▶ REQUIRED WORK
Reproduce all of the data word for word.

▶ STORED RECORDS
####

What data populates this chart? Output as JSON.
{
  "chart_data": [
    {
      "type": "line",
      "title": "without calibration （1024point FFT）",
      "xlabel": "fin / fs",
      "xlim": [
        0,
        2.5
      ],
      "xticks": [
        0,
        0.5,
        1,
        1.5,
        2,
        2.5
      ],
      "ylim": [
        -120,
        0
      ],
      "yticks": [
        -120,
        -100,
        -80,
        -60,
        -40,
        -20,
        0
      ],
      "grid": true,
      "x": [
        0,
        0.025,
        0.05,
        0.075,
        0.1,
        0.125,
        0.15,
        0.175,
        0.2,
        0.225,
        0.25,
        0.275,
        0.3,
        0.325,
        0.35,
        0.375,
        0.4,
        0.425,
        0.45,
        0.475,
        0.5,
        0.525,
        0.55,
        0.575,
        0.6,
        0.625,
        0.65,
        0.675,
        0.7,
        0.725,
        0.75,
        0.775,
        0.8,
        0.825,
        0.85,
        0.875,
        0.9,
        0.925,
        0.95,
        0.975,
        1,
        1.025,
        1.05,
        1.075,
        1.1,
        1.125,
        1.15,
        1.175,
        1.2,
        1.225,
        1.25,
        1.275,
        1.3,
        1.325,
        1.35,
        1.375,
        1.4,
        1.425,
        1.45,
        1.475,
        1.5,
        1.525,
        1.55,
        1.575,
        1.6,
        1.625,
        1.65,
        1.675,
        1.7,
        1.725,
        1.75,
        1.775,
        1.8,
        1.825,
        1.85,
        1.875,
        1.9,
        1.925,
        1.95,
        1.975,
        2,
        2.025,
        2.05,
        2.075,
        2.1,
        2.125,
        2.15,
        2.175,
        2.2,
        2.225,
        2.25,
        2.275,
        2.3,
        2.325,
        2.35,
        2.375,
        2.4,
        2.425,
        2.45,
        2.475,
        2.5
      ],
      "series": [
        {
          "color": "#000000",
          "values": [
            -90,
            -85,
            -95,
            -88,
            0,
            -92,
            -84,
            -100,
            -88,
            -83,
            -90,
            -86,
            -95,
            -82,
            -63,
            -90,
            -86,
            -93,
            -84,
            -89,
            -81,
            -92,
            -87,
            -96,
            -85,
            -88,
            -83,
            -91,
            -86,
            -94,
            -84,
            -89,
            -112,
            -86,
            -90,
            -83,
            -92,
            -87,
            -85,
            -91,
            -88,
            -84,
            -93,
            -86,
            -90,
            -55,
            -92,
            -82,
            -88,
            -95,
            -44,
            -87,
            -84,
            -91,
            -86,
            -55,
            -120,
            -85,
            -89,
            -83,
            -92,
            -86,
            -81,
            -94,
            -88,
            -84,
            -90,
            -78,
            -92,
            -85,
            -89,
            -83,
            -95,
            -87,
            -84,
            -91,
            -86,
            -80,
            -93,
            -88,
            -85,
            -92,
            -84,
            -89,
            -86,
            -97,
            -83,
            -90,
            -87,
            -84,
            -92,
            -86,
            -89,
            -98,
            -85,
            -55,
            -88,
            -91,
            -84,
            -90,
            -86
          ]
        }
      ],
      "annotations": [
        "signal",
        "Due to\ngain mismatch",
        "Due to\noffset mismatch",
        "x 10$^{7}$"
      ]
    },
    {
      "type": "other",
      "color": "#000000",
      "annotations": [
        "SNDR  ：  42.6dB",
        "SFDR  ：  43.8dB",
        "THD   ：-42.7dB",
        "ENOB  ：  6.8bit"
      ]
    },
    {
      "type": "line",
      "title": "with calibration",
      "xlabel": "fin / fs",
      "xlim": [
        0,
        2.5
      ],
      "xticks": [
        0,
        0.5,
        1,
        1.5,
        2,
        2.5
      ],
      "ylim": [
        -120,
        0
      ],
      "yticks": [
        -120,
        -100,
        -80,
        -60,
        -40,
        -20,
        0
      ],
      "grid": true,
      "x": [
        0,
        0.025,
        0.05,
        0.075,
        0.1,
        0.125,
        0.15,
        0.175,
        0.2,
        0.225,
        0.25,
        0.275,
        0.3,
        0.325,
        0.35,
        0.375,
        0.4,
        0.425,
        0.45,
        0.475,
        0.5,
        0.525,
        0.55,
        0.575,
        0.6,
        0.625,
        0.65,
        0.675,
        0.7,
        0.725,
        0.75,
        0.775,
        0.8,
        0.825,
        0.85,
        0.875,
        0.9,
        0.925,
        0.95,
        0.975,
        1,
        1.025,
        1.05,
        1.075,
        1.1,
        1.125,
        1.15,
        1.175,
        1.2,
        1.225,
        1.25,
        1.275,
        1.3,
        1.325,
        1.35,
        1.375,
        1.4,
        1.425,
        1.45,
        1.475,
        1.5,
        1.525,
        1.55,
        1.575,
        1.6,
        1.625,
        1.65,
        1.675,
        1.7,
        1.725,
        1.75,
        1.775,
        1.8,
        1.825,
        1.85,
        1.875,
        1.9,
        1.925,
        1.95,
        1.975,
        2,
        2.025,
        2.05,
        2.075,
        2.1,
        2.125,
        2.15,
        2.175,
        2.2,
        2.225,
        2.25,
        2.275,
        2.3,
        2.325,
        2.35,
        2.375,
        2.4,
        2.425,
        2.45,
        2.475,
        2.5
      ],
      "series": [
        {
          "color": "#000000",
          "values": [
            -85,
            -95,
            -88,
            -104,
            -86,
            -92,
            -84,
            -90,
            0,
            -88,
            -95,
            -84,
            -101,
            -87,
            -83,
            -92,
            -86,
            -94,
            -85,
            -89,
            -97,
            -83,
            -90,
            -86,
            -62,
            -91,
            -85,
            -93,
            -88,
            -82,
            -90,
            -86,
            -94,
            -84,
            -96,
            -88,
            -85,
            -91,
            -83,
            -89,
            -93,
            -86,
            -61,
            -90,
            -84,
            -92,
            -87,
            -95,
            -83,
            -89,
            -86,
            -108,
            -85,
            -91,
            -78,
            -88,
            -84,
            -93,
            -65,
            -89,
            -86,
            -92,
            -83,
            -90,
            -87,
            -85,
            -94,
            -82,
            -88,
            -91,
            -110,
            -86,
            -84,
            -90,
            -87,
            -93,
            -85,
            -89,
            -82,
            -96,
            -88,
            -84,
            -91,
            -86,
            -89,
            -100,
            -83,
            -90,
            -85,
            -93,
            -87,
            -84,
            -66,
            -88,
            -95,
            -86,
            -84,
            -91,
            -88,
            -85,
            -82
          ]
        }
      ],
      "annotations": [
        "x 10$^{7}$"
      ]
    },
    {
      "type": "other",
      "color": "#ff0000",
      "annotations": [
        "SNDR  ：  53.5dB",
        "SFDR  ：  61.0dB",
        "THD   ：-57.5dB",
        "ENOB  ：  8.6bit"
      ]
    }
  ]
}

####

▶ SOLVED PROBLEM
What data populates this chart? Output as JSON.
{
  "chart_data": [
    {
      "type": "line",
      "title": "without calibration （1024point FFT）",
      "xlabel": "fin / fs",
      "xlim": [
        0,
        2.5
      ],
      "xticks": [
        0,
        0.5,
        1,
        1.5,
        2,
        2.5
      ],
      "ylim": [
        -120,
        0
      ],
      "yticks": [
        -120,
        -100,
        -80,
        -60,
        -40,
        -20,
        0
      ],
      "grid": true,
      "x": [
        0,
        0.025,
        0.05,
        0.075,
        0.1,
        0.125,
        0.15,
        0.175,
        0.2,
        0.225,
        0.25,
        0.275,
        0.3,
        0.325,
        0.35,
        0.375,
        0.4,
        0.425,
        0.45,
        0.475,
        0.5,
        0.525,
        0.55,
        0.575,
        0.6,
        0.625,
        0.65,
        0.675,
        0.7,
        0.725,
        0.75,
        0.775,
        0.8,
        0.825,
        0.85,
        0.875,
        0.9,
        0.925,
        0.95,
        0.975,
        1,
        1.025,
        1.05,
        1.075,
        1.1,
        1.125,
        1.15,
        1.175,
        1.2,
        1.225,
        1.25,
        1.275,
        1.3,
        1.325,
        1.35,
        1.375,
        1.4,
        1.425,
        1.45,
        1.475,
        1.5,
        1.525,
        1.55,
        1.575,
        1.6,
        1.625,
        1.65,
        1.675,
        1.7,
        1.725,
        1.75,
        1.775,
        1.8,
        1.825,
        1.85,
        1.875,
        1.9,
        1.925,
        1.95,
        1.975,
        2,
        2.025,
        2.05,
        2.075,
        2.1,
        2.125,
        2.15,
        2.175,
        2.2,
        2.225,
        2.25,
        2.275,
        2.3,
        2.325,
        2.35,
        2.375,
        2.4,
        2.425,
        2.45,
        2.475,
        2.5
      ],
      "series": [
        {
          "color": "#000000",
          "values": [
            -90,
            -85,
            -95,
            -88,
            0,
            -92,
            -84,
            -100,
            -88,
            -83,
            -90,
            -86,
            -95,
            -82,
            -63,
            -90,
            -86,
            -93,
            -84,
            -89,
            -81,
            -92,
            -87,
            -96,
            -85,
            -88,
            -83,
            -91,
            -86,
            -94,
            -84,
            -89,
            -112,
            -86,
            -90,
            -83,
            -92,
            -87,
            -85,
            -91,
            -88,
            -84,
            -93,
            -86,
            -90,
            -55,
            -92,
            -82,
            -88,
            -95,
            -44,
            -87,
            -84,
            -91,
            -86,
            -55,
            -120,
            -85,
            -89,
            -83,
            -92,
            -86,
            -81,
            -94,
            -88,
            -84,
            -90,
            -78,
            -92,
            -85,
            -89,
            -83,
            -95,
            -87,
            -84,
            -91,
            -86,
            -80,
            -93,
            -88,
            -85,
            -92,
            -84,
            -89,
            -86,
            -97,
            -83,
            -90,
            -87,
            -84,
            -92,
            -86,
            -89,
            -98,
            -85,
            -55,
            -88,
            -91,
            -84,
            -90,
            -86
          ]
        }
      ],
      "annotations": [
        "signal",
        "Due to\ngain mismatch",
        "Due to\noffset mismatch",
        "x 10$^{7}$"
      ]
    },
    {
      "type": "other",
      "color": "#000000",
      "annotations": [
        "SNDR  ：  42.6dB",
        "SFDR  ：  43.8dB",
        "THD   ：-42.7dB",
        "ENOB  ：  6.8bit"
      ]
    },
    {
      "type": "line",
      "title": "with calibration",
      "xlabel": "fin / fs",
      "xlim": [
        0,
        2.5
      ],
      "xticks": [
        0,
        0.5,
        1,
        1.5,
        2,
        2.5
      ],
      "ylim": [
        -120,
        0
      ],
      "yticks": [
        -120,
        -100,
        -80,
        -60,
        -40,
        -20,
        0
      ],
      "grid": true,
      "x": [
        0,
        0.025,
        0.05,
        0.075,
        0.1,
        0.125,
        0.15,
        0.175,
        0.2,
        0.225,
        0.25,
        0.275,
        0.3,
        0.325,
        0.35,
        0.375,
        0.4,
        0.425,
        0.45,
        0.475,
        0.5,
        0.525,
        0.55,
        0.575,
        0.6,
        0.625,
        0.65,
        0.675,
        0.7,
        0.725,
        0.75,
        0.775,
        0.8,
        0.825,
        0.85,
        0.875,
        0.9,
        0.925,
        0.95,
        0.975,
        1,
        1.025,
        1.05,
        1.075,
        1.1,
        1.125,
        1.15,
        1.175,
        1.2,
        1.225,
        1.25,
        1.275,
        1.3,
        1.325,
        1.35,
        1.375,
        1.4,
        1.425,
        1.45,
        1.475,
        1.5,
        1.525,
        1.55,
        1.575,
        1.6,
        1.625,
        1.65,
        1.675,
        1.7,
        1.725,
        1.75,
        1.775,
        1.8,
        1.825,
        1.85,
        1.875,
        1.9,
        1.925,
        1.95,
        1.975,
        2,
        2.025,
        2.05,
        2.075,
        2.1,
        2.125,
        2.15,
        2.175,
        2.2,
        2.225,
        2.25,
        2.275,
        2.3,
        2.325,
        2.35,
        2.375,
        2.4,
        2.425,
        2.45,
        2.475,
        2.5
      ],
      "series": [
        {
          "color": "#000000",
          "values": [
            -85,
            -95,
            -88,
            -104,
            -86,
            -92,
            -84,
            -90,
            0,
            -88,
            -95,
            -84,
            -101,
            -87,
            -83,
            -92,
            -86,
            -94,
            -85,
            -89,
            -97,
            -83,
            -90,
            -86,
            -62,
            -91,
            -85,
            -93,
            -88,
            -82,
            -90,
            -86,
            -94,
            -84,
            -96,
            -88,
            -85,
            -91,
            -83,
            -89,
            -93,
            -86,
            -61,
            -90,
            -84,
            -92,
            -87,
            -95,
            -83,
            -89,
            -86,
            -108,
            -85,
            -91,
            -78,
            -88,
            -84,
            -93,
            -65,
            -89,
            -86,
            -92,
            -83,
            -90,
            -87,
            -85,
            -94,
            -82,
            -88,
            -91,
            -110,
            -86,
            -84,
            -90,
            -87,
            -93,
            -85,
            -89,
            -82,
            -96,
            -88,
            -84,
            -91,
            -86,
            -89,
            -100,
            -83,
            -90,
            -85,
            -93,
            -87,
            -84,
            -66,
            -88,
            -95,
            -86,
            -84,
            -91,
            -88,
            -85,
            -82
          ]
        }
      ],
      "annotations": [
        "x 10$^{7}$"
      ]
    },
    {
      "type": "other",
      "color": "#ff0000",
      "annotations": [
        "SNDR  ：  53.5dB",
        "SFDR  ：  61.0dB",
        "THD   ：-57.5dB",
        "ENOB  ：  8.6bit"
      ]
    }
  ]
}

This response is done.